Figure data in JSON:
--- START ---

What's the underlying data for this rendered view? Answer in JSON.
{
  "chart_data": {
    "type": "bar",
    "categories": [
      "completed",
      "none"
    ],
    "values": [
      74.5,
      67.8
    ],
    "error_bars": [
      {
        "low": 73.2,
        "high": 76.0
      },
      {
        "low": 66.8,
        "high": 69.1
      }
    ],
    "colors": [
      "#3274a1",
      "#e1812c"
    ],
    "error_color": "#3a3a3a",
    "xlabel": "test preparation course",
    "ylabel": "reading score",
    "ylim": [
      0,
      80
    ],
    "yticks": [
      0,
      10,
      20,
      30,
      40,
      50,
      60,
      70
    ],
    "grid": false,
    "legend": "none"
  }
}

--- END ---

### [Challenge]
Print every record exactly as it was given.

### [Solution to this exercise]
What's the underlying data for this rendered view? Answer in JSON.
{
  "chart_data": {
    "type": "bar",
    "categories": [
      "completed",
      "none"
    ],
    "values": [
      74.5,
      67.8
    ],
    "error_bars": [
      {
        "low": 73.2,
        "high": 76.0
      },
      {
        "low": 66.8,
        "high": 69.1
      }
    ],
    "colors": [
      "#3274a1",
      "#e1812c"
    ],
    "error_color": "#3a3a3a",
    "xlabel": "test preparation course",
    "ylabel": "reading score",
    "ylim": [
      0,
      80
    ],
    "yticks": [
      0,
      10,
      20,
      30,
      40,
      50,
      60,
      70
    ],
    "grid": false,
    "legend": "none"
  }
}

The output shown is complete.